### GIVEN REQUEST
Filter the records below for the word "heading". Copy each line that holds it.

### AVAILABLE RECORDS

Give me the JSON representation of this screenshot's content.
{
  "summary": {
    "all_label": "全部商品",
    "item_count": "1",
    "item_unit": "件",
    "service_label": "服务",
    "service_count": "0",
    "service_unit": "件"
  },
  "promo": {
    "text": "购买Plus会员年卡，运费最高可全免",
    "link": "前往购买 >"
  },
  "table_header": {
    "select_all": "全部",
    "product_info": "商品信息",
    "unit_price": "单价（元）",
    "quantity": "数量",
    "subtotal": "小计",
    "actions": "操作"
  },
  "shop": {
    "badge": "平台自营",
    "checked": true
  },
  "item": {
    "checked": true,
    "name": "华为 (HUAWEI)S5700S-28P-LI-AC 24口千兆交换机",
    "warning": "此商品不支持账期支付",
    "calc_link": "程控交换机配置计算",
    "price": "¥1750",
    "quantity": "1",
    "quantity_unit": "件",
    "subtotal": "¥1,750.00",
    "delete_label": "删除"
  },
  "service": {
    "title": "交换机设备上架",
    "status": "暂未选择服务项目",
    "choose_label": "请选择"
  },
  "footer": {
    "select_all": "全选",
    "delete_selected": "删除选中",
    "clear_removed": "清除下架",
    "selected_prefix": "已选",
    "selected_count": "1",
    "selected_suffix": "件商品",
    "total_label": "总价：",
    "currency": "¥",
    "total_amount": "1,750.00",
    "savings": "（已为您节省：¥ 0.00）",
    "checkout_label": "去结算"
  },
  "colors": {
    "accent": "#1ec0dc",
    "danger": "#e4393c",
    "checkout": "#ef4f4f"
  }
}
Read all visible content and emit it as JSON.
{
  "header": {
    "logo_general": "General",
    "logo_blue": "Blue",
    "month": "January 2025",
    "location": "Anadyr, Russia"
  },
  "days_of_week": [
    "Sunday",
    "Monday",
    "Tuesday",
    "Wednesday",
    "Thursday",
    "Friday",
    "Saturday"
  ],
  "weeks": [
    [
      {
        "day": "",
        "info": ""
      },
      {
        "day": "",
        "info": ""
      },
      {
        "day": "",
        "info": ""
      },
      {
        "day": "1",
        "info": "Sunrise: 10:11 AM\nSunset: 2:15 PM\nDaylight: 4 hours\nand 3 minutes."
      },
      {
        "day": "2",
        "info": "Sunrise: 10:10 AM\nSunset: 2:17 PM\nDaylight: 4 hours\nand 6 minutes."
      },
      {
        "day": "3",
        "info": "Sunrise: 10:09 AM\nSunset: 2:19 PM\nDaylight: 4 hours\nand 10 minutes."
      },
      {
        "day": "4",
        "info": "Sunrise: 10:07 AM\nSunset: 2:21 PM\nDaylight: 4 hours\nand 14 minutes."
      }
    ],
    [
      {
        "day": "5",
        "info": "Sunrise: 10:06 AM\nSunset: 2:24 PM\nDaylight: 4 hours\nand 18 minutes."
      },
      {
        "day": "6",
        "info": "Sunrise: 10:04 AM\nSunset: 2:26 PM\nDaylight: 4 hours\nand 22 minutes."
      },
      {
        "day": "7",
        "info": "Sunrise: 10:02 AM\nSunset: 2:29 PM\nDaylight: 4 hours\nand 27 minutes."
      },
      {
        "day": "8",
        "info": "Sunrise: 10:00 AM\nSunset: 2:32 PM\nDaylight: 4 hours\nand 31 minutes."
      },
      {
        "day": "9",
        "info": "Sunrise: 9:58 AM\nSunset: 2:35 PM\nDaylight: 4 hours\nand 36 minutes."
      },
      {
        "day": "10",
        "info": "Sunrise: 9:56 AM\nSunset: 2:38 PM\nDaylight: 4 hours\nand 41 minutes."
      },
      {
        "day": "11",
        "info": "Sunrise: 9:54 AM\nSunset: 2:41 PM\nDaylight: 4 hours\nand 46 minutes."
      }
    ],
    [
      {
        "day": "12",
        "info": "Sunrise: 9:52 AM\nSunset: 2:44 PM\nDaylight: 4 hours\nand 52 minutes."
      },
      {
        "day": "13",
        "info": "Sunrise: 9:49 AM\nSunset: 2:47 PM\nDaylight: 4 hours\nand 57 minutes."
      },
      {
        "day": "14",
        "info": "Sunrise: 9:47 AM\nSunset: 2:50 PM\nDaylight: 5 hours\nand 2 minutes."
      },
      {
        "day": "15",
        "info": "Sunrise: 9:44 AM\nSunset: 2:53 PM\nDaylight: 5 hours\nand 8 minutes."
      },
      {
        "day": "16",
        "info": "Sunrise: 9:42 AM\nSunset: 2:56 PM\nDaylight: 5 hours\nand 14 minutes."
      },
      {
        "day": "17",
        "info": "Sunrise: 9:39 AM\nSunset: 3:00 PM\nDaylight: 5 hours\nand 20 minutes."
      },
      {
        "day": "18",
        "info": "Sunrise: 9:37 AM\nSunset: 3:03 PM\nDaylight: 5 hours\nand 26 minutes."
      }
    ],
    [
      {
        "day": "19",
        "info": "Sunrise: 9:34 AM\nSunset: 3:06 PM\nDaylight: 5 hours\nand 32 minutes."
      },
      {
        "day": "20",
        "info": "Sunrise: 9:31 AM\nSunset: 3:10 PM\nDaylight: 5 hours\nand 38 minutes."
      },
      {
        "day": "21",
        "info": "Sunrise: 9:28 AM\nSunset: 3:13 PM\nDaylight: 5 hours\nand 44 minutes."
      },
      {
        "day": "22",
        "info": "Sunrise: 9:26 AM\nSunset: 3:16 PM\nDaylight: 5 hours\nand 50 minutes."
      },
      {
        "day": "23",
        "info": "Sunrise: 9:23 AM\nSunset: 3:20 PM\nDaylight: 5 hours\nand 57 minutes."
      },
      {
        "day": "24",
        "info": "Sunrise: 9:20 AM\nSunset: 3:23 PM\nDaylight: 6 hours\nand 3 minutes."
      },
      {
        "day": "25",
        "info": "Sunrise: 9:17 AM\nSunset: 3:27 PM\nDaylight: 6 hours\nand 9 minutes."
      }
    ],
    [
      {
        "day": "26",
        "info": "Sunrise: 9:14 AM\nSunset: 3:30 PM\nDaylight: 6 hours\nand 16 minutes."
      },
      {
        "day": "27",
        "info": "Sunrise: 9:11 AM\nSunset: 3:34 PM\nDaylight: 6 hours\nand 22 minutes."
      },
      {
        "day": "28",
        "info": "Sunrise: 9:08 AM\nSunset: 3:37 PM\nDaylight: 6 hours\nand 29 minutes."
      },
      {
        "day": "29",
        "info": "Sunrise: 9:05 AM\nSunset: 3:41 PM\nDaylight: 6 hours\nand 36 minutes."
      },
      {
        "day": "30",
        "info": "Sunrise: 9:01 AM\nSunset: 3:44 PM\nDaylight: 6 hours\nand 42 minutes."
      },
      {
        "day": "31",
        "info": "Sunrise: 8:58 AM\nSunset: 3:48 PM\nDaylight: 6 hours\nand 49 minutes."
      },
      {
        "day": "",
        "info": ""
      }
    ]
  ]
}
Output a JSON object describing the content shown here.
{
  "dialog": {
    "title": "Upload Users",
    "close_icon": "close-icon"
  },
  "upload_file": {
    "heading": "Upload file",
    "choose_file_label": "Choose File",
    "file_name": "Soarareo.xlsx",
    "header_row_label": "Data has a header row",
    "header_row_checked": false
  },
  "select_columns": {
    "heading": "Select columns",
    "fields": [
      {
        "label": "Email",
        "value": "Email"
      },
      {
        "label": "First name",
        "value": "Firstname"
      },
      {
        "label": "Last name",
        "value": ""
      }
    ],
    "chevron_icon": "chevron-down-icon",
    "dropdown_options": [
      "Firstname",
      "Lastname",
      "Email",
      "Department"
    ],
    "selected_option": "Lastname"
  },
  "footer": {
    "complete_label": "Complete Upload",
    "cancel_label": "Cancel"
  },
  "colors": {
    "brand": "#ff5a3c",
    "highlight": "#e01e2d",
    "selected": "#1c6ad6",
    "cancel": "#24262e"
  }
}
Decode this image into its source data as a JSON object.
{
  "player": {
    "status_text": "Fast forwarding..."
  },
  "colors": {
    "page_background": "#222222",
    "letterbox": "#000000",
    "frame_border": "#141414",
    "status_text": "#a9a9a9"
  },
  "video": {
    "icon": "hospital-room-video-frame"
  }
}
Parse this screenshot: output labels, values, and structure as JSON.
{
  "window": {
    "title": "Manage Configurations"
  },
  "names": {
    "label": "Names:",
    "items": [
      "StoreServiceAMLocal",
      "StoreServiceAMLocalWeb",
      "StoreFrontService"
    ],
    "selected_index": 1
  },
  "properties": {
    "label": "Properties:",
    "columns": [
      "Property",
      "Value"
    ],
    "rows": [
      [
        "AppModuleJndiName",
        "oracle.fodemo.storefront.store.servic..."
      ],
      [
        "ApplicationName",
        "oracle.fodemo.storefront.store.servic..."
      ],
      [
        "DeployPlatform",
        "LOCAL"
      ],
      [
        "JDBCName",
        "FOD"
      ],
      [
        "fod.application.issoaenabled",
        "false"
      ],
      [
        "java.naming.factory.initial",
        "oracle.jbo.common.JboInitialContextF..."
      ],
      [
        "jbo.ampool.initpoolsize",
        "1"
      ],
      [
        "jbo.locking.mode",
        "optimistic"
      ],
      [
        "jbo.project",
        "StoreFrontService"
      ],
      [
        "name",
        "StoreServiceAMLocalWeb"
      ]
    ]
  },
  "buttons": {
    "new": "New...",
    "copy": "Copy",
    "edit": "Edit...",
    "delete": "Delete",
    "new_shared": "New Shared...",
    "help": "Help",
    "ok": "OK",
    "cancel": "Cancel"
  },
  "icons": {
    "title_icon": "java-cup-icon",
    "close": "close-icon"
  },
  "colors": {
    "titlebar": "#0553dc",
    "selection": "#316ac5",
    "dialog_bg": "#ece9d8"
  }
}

######

### RESULT FOR THIS TASK
    "heading": "Upload file",
    "heading": "Select columns",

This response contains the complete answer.